:: Records ::
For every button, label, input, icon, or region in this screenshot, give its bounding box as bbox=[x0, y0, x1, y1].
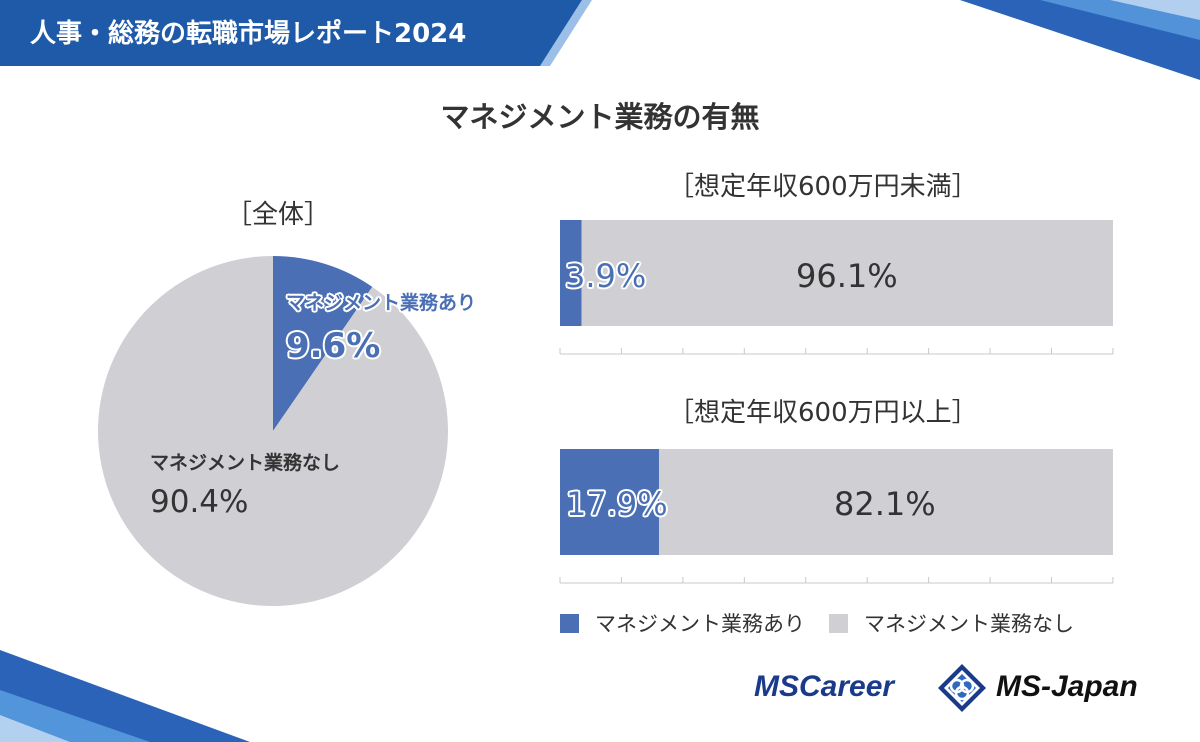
pie-slice-without bbox=[98, 256, 449, 606]
pie-chart bbox=[98, 256, 449, 606]
bar-over-without-value: 82.1% bbox=[834, 485, 936, 523]
msjapan-emblem-icon bbox=[938, 664, 986, 712]
bar-over-with-value: 17.9% bbox=[566, 485, 668, 523]
bar-under-with-value: 3.9% bbox=[565, 257, 647, 295]
bar-over-label: ［想定年収600万円以上］ bbox=[668, 398, 978, 428]
chart-main-title: マネジメント業務の有無 bbox=[440, 100, 760, 134]
bar-over-without bbox=[658, 449, 1113, 555]
logo-area: MSCareer MS-Japan bbox=[750, 660, 1170, 720]
pie-with-label: マネジメント業務あり bbox=[286, 292, 477, 314]
pie-without-value: 90.4% bbox=[150, 484, 249, 520]
msjapan-logo: MS-Japan bbox=[996, 670, 1138, 703]
bar-over-with bbox=[560, 449, 659, 555]
chart-legend: マネジメント業務あり マネジメント業務なし bbox=[560, 608, 1098, 638]
legend-swatch-with bbox=[560, 613, 579, 633]
legend-swatch-without bbox=[829, 613, 848, 633]
bar-under-without-value: 96.1% bbox=[796, 257, 898, 295]
bar-under-label: ［想定年収600万円未満］ bbox=[668, 172, 978, 202]
pie-without-label: マネジメント業務なし bbox=[150, 452, 341, 474]
pie-with-value: 9.6% bbox=[286, 326, 381, 366]
bar-under-with bbox=[560, 220, 582, 326]
pie-section-label: ［全体］ bbox=[226, 200, 331, 230]
legend-item-with: マネジメント業務あり bbox=[560, 608, 805, 638]
report-title: 人事・総務の転職市場レポート2024 bbox=[30, 19, 467, 49]
bar-under-without bbox=[581, 220, 1113, 326]
legend-label-without: マネジメント業務なし bbox=[864, 612, 1074, 636]
legend-label-with: マネジメント業務あり bbox=[595, 612, 805, 636]
legend-item-without: マネジメント業務なし bbox=[829, 608, 1074, 638]
mscareer-logo: MSCareer bbox=[754, 670, 895, 703]
pie-slice-with bbox=[273, 256, 373, 431]
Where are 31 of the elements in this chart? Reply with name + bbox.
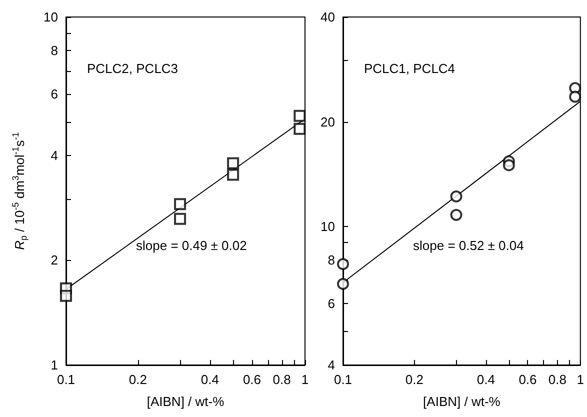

:: Exercise brief ::
Reproduce the lines of the data verbatim, from the line with "pie-slice-without bbox=[98, 256, 449, 606]" up to and including the line with "logo-area: MSCareer MS-Japan".

:: Solution ::
pie-slice-without bbox=[98, 256, 449, 606]
pie-chart bbox=[98, 256, 449, 606]
bar-over-without-value: 82.1% bbox=[834, 485, 936, 523]
msjapan-emblem-icon bbox=[938, 664, 986, 712]
bar-over-with-value: 17.9% bbox=[566, 485, 668, 523]
bar-under-with-value: 3.9% bbox=[565, 257, 647, 295]
bar-over-label: ［想定年収600万円以上］ bbox=[668, 398, 978, 428]
chart-main-title: マネジメント業務の有無 bbox=[440, 100, 760, 134]
bar-over-without bbox=[658, 449, 1113, 555]
logo-area: MSCareer MS-Japan bbox=[750, 660, 1170, 720]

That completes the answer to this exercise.